After all cordial and proper salutation, I now leave you my dear and most affectionately beloved father and dear, beloved mother, without forgetting all my dear brothers and sisters, whom I must now leave for the Lord’s sake, and I expect not to see your faces any more in this world, because I am imprisoned and bound here, and this for the Lord’s sake, and am daily expecting to be sentenced to death.

Hence, my dear father, since the Lord through his great grace has still given me time to write you a little, I am prompted to inform you concerning my bodily health; hence I write to you, that I am still tolerably well according to the flesh, and after the spirit I am still determined to adhere to the living, almighty, eternal God, and not to depart from him for any tortures which they may inflict upon me, for it is written: “Whosoever shall confess me before men, him will I confess also before my Father which is in heaven.” Hence I know that this God will deliver me out of all this sorrow, if I only remain faithful to him, and seek no other God beside him; I therefore hope that he will help me finish the good work begun by him in me, that his name through me may be praised.

Hence, my dear father and mother, I would from the heart that it were also with you according to the spirit, as it is still with me at this present time; it would be a great joy to me, if you should yet come to fear the Lord. O that you might yet at the last hour work in the Lord’s vineyard; though you seem to be free, and are not imprisoned, you are not certain of a single hour as to how long you will live.

Therefore, my love you also are commanded to watch, for in the last day you will have no excuse that you can make, that you did not know which is the narrow way that leads to eternal life, of which Esdras speaks, on the one side of which there is water, and on the other side fire; and there are many that know this way, but few that walk it.

Thus, dear father and mother, water and fire are set before us, and we may choose which we will, life or death. Hence, dear father, we have here in this life sought the salvation of our souls, that we may exchange this death for eternal life, this corruptible for the incorruptible; for the sufferings of this world are not worthy to be compared with the glory that shall be revealed to us. Though we are here robbed of all men, and accounted as a sport and spectacle to all the world, they shall yet have to confess in the last day that they shed the innocent blood; they shall then see whom they have pierced. Though we are here accounted poor, we shall yet have much wealth, if we fear God and shun sin.

Hence, my dear father and mother, though you must now sometimes hear that I am imprisoned for a base sect, or heretical doctrine, which I presume is said and has been said,—many things are said about us, which are not true,—you well know that it is not for any evil, but that it is only for the sake of our salvation. Though we are despised here, it is nevertheless the genuine truth, and there shall never any other be found; I have sought nothing else herein.

[Stated task 1] Could you give again the passage of the letter above between "Hence, my dear father and mother, though" and "nothing else herein.", inclusive?

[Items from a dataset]
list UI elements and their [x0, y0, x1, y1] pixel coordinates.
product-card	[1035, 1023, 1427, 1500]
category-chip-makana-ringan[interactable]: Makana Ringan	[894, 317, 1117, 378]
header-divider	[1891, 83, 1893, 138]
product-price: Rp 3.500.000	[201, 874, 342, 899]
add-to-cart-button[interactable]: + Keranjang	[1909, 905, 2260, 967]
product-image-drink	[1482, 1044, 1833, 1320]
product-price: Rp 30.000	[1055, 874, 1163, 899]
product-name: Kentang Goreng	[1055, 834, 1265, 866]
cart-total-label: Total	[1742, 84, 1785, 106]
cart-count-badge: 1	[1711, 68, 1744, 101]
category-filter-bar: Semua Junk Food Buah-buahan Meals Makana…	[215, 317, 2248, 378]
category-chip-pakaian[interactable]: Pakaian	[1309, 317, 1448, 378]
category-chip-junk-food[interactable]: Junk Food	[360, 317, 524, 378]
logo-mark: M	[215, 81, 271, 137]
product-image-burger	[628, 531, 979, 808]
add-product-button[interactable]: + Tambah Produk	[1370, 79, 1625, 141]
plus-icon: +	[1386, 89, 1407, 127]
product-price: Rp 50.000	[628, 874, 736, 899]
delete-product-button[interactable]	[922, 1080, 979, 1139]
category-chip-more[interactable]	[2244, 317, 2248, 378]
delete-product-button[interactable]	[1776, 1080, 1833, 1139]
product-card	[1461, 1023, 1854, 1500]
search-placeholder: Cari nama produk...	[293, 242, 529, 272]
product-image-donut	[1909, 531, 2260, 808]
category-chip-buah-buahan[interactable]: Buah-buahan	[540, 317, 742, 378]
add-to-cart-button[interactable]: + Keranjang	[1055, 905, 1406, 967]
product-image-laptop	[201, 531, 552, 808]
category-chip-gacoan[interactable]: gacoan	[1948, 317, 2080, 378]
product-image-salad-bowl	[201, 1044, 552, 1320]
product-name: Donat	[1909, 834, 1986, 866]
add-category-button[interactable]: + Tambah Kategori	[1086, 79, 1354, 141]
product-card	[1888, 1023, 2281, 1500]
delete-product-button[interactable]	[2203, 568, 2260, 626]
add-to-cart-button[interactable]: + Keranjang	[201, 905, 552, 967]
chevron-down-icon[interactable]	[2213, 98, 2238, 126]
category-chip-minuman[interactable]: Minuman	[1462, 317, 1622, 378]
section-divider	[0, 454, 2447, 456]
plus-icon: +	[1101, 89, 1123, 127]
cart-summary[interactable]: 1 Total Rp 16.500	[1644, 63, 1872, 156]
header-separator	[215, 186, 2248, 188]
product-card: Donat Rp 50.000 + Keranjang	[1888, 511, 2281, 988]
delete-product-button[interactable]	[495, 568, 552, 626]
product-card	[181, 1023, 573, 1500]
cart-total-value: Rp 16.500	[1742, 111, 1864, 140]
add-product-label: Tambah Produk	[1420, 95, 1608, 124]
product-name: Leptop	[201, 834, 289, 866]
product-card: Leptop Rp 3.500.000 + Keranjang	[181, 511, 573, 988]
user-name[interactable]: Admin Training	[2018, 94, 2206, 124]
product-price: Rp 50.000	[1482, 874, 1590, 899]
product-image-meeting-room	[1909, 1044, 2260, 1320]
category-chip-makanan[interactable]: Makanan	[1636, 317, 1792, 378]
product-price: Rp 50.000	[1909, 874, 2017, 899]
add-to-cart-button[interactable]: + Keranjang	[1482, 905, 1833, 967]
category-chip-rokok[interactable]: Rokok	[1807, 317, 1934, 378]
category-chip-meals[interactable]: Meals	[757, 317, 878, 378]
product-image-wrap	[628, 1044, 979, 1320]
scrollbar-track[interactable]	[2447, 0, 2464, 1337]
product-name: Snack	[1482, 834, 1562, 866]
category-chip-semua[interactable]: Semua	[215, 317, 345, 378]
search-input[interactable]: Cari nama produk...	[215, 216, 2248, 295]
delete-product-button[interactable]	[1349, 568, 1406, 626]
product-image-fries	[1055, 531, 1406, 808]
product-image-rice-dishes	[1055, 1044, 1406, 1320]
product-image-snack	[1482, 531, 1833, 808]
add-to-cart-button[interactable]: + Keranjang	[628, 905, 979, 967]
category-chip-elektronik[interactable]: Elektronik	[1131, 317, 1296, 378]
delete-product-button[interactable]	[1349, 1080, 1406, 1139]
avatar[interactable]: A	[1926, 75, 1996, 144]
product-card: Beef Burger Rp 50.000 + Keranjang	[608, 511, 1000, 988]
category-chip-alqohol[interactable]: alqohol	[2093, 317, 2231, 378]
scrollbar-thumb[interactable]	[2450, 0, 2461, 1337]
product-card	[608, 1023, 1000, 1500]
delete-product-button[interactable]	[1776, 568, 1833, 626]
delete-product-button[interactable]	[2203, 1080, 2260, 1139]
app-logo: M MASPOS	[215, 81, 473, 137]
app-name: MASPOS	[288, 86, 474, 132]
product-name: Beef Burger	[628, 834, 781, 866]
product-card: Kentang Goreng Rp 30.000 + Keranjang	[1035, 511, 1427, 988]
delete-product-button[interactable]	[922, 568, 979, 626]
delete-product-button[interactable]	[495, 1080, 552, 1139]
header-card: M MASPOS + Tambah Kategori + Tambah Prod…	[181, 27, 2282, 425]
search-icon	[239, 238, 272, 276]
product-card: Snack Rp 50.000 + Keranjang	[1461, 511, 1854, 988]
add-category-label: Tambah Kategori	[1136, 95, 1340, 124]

[Stated task 2] Would you transcribe the entries from their very first line down to the line holding "1080, 1833, 1139]", inclusive?

[Answer 1]
Hence, my dear father and mother, though you must now sometimes hear that I am imprisoned for a base sect, or heretical doctrine, which I presume is said and has been said,—many things are said about us, which are not true,—you well know that it is not for any evil, but that it is only for the sake of our salvation. Though we are despised here, it is nevertheless the genuine truth, and there shall never any other be found; I have sought nothing else herein.

[Answer 2]
list UI elements and their [x0, y0, x1, y1] pixel coordinates.
product-card	[1035, 1023, 1427, 1500]
category-chip-makana-ringan[interactable]: Makana Ringan	[894, 317, 1117, 378]
header-divider	[1891, 83, 1893, 138]
product-price: Rp 3.500.000	[201, 874, 342, 899]
add-to-cart-button[interactable]: + Keranjang	[1909, 905, 2260, 967]
product-image-drink	[1482, 1044, 1833, 1320]
product-price: Rp 30.000	[1055, 874, 1163, 899]
product-name: Kentang Goreng	[1055, 834, 1265, 866]
cart-total-label: Total	[1742, 84, 1785, 106]
cart-count-badge: 1	[1711, 68, 1744, 101]
category-filter-bar: Semua Junk Food Buah-buahan Meals Makana…	[215, 317, 2248, 378]
category-chip-pakaian[interactable]: Pakaian	[1309, 317, 1448, 378]
category-chip-junk-food[interactable]: Junk Food	[360, 317, 524, 378]
logo-mark: M	[215, 81, 271, 137]
product-image-burger	[628, 531, 979, 808]
add-product-button[interactable]: + Tambah Produk	[1370, 79, 1625, 141]
plus-icon: +	[1386, 89, 1407, 127]
product-price: Rp 50.000	[628, 874, 736, 899]
delete-product-button[interactable]	[922, 1080, 979, 1139]
category-chip-more[interactable]	[2244, 317, 2248, 378]
delete-product-button[interactable]	[1776, 1080, 1833, 1139]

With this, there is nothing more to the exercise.